### [Materials provided]
--------------------------------
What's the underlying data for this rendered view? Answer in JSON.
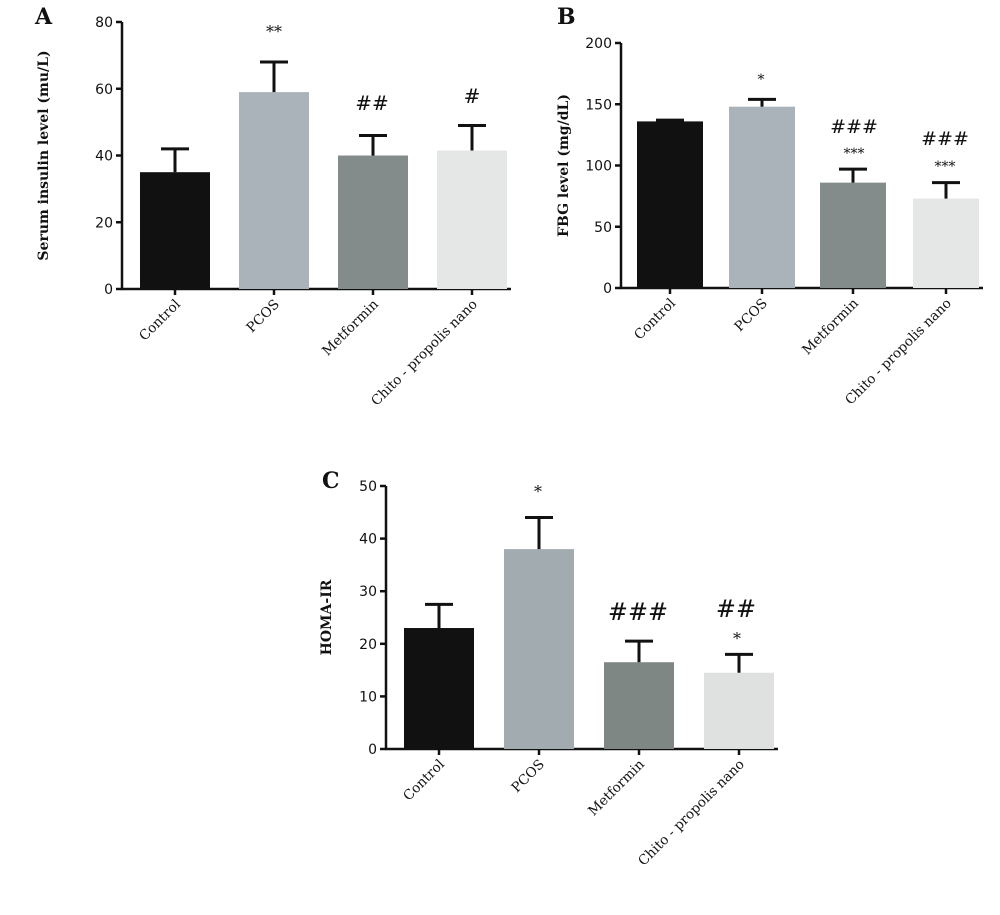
{
  "chart_data": [
    {
      "type": "bar",
      "panel": "A",
      "ylabel": "Serum insulin level (mu/L)",
      "ylim": [
        0,
        80
      ],
      "yticks": [
        0,
        20,
        40,
        60,
        80
      ],
      "categories": [
        "Control",
        "PCOS",
        "Metformin",
        "Chito - propolis nano"
      ],
      "values": [
        35,
        59,
        40,
        41.5
      ],
      "errors": [
        7,
        9,
        6,
        7.5
      ],
      "colors": [
        "#111111",
        "#a9b3b9",
        "#848c8b",
        "#e5e6e6"
      ],
      "annotations": [
        [],
        [
          "**"
        ],
        [
          "##"
        ],
        [
          "#"
        ]
      ]
    },
    {
      "type": "bar",
      "panel": "B",
      "ylabel": "FBG level (mg/dL)",
      "ylim": [
        0,
        200
      ],
      "yticks": [
        0,
        50,
        100,
        150,
        200
      ],
      "categories": [
        "Control",
        "PCOS",
        "Metformin",
        "Chito - propolis nano"
      ],
      "values": [
        136,
        148,
        86,
        73
      ],
      "errors": [
        1,
        6,
        11,
        13
      ],
      "colors": [
        "#111111",
        "#a9b3b9",
        "#848c8b",
        "#e5e6e6"
      ],
      "annotations": [
        [],
        [
          "*"
        ],
        [
          "###",
          "***"
        ],
        [
          "###",
          "***"
        ]
      ]
    },
    {
      "type": "bar",
      "panel": "C",
      "ylabel": "HOMA-IR",
      "ylim": [
        0,
        50
      ],
      "yticks": [
        0,
        10,
        20,
        30,
        40,
        50
      ],
      "categories": [
        "Control",
        "PCOS",
        "Metformin",
        "Chito - propolis nano"
      ],
      "values": [
        23,
        38,
        16.5,
        14.5
      ],
      "errors": [
        4.5,
        6,
        4,
        3.5
      ],
      "colors": [
        "#111111",
        "#a2abb0",
        "#7e8784",
        "#dfe1e1"
      ],
      "annotations": [
        [],
        [
          "*"
        ],
        [
          "###"
        ],
        [
          "##",
          "*"
        ]
      ]
    }
  ]
}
--------------------------------
### [Written task]
Your copy should match the entries exactly, minus the pictures.

### [Final result]
What's the underlying data for this rendered view? Answer in JSON.
{
  "chart_data": [
    {
      "type": "bar",
      "panel": "A",
      "ylabel": "Serum insulin level (mu/L)",
      "ylim": [
        0,
        80
      ],
      "yticks": [
        0,
        20,
        40,
        60,
        80
      ],
      "categories": [
        "Control",
        "PCOS",
        "Metformin",
        "Chito - propolis nano"
      ],
      "values": [
        35,
        59,
        40,
        41.5
      ],
      "errors": [
        7,
        9,
        6,
        7.5
      ],
      "colors": [
        "#111111",
        "#a9b3b9",
        "#848c8b",
        "#e5e6e6"
      ],
      "annotations": [
        [],
        [
          "**"
        ],
        [
          "##"
        ],
        [
          "#"
        ]
      ]
    },
    {
      "type": "bar",
      "panel": "B",
      "ylabel": "FBG level (mg/dL)",
      "ylim": [
        0,
        200
      ],
      "yticks": [
        0,
        50,
        100,
        150,
        200
      ],
      "categories": [
        "Control",
        "PCOS",
        "Metformin",
        "Chito - propolis nano"
      ],
      "values": [
        136,
        148,
        86,
        73
      ],
      "errors": [
        1,
        6,
        11,
        13
      ],
      "colors": [
        "#111111",
        "#a9b3b9",
        "#848c8b",
        "#e5e6e6"
      ],
      "annotations": [
        [],
        [
          "*"
        ],
        [
          "###",
          "***"
        ],
        [
          "###",
          "***"
        ]
      ]
    },
    {
      "type": "bar",
      "panel": "C",
      "ylabel": "HOMA-IR",
      "ylim": [
        0,
        50
      ],
      "yticks": [
        0,
        10,
        20,
        30,
        40,
        50
      ],
      "categories": [
        "Control",
        "PCOS",
        "Metformin",
        "Chito - propolis nano"
      ],
      "values": [
        23,
        38,
        16.5,
        14.5
      ],
      "errors": [
        4.5,
        6,
        4,
        3.5
      ],
      "colors": [
        "#111111",
        "#a2abb0",
        "#7e8784",
        "#dfe1e1"
      ],
      "annotations": [
        [],
        [
          "*"
        ],
        [
          "###"
        ],
        [
          "##",
          "*"
        ]
      ]
    }
  ]
}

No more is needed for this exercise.